Short task
Locate each line in the records that holds the word "Topics" and copy those lines out.

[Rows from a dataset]
= = = = = = =

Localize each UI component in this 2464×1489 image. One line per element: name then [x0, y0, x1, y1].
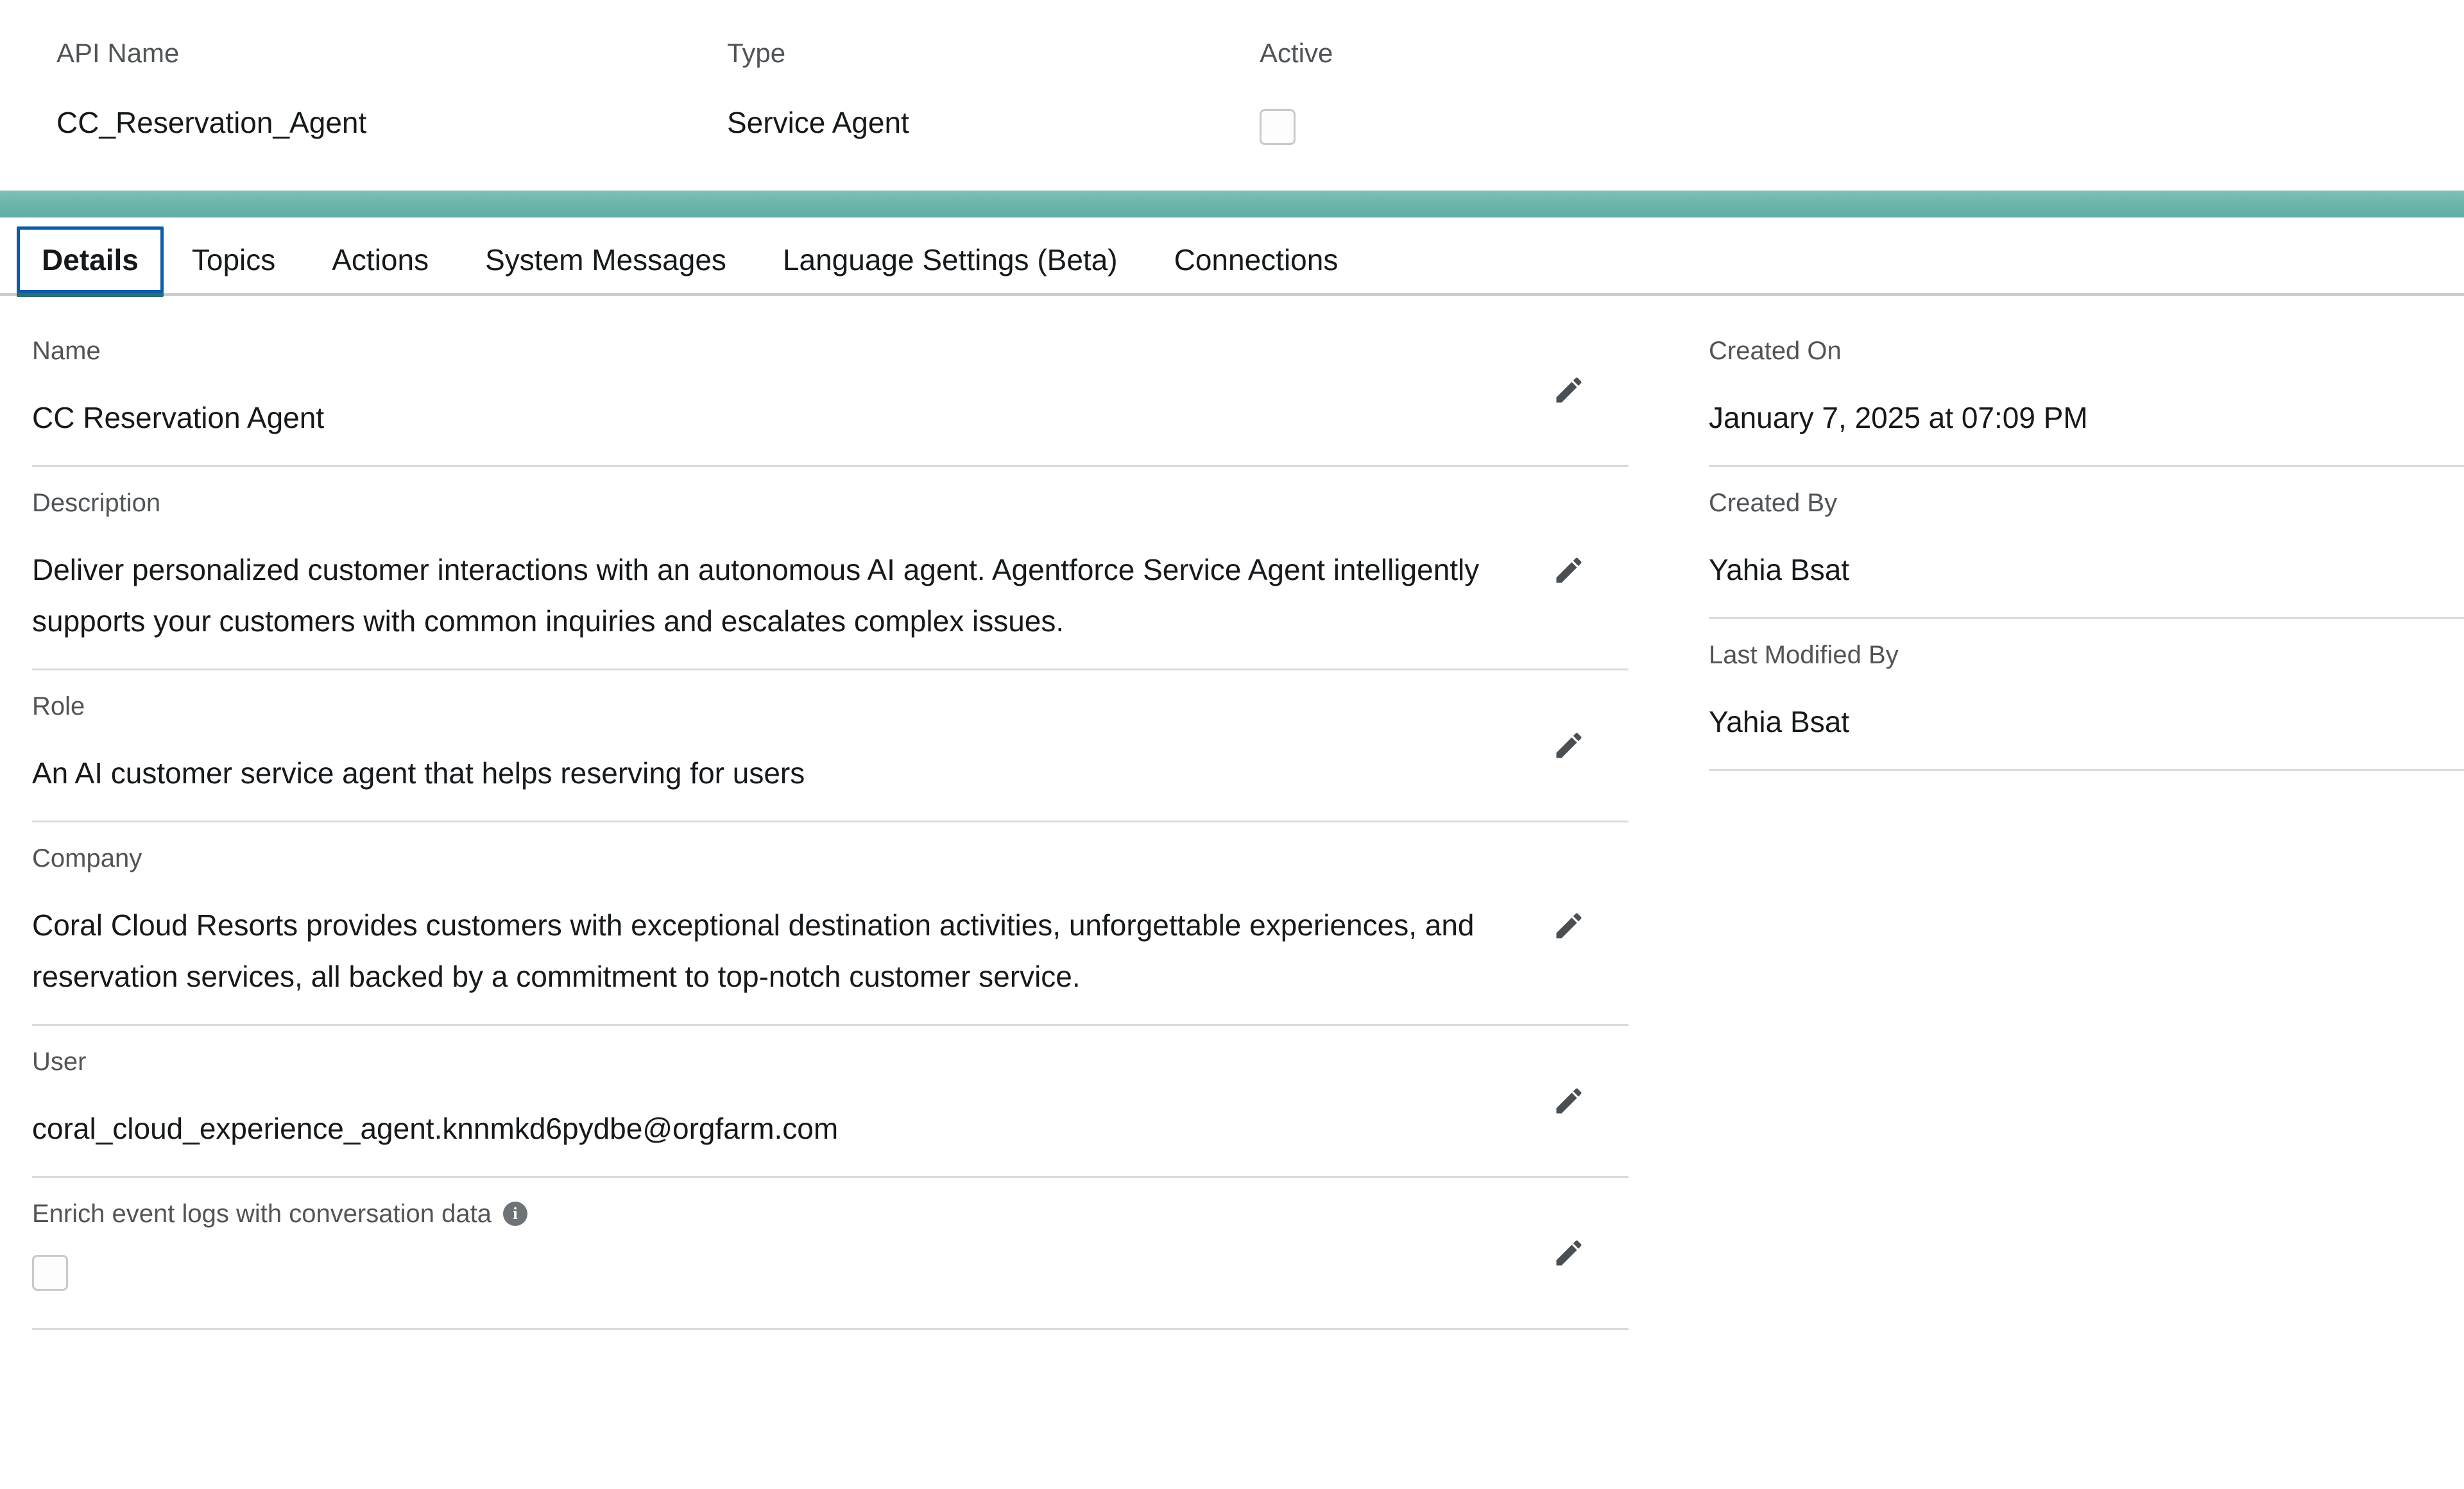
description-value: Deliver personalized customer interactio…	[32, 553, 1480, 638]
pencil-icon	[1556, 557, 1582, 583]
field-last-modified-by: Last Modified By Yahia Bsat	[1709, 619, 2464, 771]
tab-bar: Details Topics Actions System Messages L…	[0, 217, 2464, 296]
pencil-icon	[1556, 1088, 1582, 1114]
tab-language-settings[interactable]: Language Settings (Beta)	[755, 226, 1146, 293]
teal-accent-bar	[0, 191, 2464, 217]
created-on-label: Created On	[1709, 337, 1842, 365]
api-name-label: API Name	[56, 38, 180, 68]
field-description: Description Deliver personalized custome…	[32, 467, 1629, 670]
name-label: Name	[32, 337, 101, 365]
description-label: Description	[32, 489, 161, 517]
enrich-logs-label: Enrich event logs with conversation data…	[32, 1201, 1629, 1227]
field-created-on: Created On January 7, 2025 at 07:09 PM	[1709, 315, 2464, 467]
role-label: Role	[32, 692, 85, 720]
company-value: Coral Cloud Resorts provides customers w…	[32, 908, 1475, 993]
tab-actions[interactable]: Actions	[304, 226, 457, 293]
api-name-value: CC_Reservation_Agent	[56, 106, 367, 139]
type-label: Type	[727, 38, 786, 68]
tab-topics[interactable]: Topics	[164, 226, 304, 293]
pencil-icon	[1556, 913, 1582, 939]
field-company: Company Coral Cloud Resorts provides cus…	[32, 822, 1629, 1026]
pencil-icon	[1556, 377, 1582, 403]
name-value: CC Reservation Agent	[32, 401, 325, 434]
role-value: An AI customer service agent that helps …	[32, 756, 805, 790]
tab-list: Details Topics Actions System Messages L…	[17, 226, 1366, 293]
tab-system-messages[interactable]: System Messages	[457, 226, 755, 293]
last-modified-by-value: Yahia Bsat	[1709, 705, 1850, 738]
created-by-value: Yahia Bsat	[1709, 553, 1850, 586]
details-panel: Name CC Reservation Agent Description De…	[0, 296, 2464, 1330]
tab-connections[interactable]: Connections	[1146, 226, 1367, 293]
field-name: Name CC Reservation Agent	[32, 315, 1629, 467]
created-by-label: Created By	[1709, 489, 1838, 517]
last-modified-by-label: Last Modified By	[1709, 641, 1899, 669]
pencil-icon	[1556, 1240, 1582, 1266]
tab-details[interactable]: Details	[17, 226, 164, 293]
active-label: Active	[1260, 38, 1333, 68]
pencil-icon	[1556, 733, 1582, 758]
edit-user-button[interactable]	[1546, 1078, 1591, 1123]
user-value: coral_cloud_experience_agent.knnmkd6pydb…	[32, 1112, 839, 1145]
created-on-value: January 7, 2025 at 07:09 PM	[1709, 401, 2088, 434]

= = = = = = =

Written reply
tab-bar: Details Topics Actions System Messages L…	[0, 217, 2464, 296]
tab-topics[interactable]: Topics	[164, 226, 304, 293]
tab-list: Details Topics Actions System Messages L…	[17, 226, 1366, 293]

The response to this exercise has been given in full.